→ Records for the exercise:
========================================
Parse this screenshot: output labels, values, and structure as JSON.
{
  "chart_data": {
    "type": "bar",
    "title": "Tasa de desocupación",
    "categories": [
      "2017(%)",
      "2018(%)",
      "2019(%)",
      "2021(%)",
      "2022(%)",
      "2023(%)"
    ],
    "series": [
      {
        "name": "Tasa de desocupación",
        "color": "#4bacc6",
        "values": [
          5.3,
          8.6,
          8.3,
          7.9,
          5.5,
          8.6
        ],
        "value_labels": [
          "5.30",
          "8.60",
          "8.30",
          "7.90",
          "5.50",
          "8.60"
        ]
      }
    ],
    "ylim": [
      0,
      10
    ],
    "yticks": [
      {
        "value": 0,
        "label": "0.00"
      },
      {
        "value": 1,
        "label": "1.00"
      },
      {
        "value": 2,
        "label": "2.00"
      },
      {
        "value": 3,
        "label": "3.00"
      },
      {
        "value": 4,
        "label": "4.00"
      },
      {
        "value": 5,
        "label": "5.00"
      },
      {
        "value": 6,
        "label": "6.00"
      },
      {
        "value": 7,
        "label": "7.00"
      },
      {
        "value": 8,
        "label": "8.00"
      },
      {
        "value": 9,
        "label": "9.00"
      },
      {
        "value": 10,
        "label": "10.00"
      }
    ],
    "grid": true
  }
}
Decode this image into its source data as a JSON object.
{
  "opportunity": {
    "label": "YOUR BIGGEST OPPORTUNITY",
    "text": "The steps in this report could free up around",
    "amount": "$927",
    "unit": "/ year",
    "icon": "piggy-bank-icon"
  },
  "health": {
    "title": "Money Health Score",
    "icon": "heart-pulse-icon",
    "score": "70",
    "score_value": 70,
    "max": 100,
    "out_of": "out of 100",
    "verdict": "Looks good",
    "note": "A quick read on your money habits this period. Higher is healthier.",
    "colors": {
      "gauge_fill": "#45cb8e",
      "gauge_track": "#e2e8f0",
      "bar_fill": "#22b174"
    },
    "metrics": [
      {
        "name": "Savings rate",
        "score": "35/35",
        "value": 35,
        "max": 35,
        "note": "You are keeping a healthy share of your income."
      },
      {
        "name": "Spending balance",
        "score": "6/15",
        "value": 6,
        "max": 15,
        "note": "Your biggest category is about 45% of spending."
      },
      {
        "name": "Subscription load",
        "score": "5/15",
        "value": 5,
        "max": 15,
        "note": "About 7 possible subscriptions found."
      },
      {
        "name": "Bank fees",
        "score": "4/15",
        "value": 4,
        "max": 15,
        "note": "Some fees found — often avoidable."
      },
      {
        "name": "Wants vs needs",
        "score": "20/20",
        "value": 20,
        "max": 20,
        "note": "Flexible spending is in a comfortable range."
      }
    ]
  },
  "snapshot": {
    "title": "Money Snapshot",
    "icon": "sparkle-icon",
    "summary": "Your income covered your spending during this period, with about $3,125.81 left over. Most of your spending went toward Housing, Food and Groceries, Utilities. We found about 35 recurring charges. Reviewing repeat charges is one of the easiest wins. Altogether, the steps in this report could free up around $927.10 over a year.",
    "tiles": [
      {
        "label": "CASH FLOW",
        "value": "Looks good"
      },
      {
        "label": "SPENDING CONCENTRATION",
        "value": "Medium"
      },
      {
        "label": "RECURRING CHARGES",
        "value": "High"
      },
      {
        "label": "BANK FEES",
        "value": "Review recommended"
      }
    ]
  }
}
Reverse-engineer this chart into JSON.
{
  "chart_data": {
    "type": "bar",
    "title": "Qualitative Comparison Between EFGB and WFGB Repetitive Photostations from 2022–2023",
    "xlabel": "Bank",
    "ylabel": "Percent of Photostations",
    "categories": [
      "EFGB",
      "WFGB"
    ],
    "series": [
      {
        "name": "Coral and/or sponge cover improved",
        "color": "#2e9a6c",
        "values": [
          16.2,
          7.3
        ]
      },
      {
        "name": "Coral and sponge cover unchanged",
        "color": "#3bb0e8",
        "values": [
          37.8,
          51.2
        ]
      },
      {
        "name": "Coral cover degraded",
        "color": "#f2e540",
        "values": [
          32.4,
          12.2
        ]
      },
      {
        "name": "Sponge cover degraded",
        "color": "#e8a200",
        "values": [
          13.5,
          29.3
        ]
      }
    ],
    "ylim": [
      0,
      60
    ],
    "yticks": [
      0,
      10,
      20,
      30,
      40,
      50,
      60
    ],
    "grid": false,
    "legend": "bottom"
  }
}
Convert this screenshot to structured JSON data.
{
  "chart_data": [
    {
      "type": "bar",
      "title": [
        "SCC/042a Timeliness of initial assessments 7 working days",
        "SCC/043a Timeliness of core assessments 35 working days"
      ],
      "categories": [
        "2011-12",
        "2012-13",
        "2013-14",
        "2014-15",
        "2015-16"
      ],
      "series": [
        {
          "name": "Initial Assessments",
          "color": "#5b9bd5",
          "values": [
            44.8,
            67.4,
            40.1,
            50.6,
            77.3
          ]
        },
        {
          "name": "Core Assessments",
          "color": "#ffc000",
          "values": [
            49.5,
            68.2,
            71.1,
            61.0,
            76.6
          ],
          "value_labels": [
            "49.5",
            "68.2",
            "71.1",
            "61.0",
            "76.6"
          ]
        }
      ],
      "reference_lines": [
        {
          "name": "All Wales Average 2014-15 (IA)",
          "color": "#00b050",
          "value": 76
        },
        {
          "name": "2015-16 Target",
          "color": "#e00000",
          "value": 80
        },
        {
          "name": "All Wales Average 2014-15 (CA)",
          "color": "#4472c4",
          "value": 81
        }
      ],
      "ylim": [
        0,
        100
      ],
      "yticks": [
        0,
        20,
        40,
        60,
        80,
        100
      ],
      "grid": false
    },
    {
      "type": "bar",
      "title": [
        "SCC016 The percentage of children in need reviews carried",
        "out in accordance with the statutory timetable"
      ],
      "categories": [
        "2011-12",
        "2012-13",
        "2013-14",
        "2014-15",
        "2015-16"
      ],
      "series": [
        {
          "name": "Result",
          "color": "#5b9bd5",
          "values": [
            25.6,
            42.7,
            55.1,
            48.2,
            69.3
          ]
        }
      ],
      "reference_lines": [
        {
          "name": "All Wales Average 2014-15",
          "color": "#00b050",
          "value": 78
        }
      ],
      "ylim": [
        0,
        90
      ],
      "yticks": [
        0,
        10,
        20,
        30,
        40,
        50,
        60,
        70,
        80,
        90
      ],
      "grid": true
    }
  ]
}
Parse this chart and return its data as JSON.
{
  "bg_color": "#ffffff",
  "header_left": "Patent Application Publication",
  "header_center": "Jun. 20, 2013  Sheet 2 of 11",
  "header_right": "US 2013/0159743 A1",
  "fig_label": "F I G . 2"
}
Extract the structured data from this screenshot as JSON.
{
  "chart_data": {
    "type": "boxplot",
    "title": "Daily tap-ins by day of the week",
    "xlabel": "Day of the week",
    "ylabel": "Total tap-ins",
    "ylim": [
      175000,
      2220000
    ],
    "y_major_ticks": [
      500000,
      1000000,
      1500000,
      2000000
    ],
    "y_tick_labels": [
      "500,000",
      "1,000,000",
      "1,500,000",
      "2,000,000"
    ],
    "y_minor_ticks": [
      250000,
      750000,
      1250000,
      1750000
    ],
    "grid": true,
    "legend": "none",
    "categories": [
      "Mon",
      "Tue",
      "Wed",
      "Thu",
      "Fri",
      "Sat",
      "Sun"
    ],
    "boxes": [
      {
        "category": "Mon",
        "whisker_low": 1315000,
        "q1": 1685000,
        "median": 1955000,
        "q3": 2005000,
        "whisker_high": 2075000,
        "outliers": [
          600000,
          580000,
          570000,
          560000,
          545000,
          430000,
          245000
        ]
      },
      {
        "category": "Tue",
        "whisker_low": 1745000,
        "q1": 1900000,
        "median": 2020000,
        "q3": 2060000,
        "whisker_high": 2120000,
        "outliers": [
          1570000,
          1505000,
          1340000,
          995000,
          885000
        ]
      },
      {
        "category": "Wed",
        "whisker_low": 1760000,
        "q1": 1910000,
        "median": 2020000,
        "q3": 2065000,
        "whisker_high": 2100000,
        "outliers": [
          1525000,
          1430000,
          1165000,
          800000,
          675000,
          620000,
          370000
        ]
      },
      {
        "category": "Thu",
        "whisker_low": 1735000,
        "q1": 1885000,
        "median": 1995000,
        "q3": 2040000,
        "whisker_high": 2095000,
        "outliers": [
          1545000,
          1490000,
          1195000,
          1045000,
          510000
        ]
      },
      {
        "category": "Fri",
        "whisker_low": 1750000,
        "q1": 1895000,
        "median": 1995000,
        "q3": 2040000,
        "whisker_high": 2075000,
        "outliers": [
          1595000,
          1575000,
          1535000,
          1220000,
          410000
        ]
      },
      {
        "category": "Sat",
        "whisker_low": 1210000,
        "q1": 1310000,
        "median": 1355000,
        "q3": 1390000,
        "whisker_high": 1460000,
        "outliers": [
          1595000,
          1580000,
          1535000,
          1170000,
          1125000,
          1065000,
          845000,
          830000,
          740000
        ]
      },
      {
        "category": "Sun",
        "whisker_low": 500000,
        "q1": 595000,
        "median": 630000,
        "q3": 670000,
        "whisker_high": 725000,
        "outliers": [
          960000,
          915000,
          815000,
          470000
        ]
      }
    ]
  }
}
========================================
→ Exercise directions:
Copy each line of the records containing the string "with".

→ Exercise answer:
    "summary": "Your income covered your spending during this period, with about $3,125.81 left over. Most of your spending went toward Housing, Food and Groceries, Utilities. We found about 35 recurring charges. Reviewing repeat charges is one of the easiest wins. Altogether, the steps in this report could free up around $927.10 over a year.",
        "out in accordance with the statutory timetable"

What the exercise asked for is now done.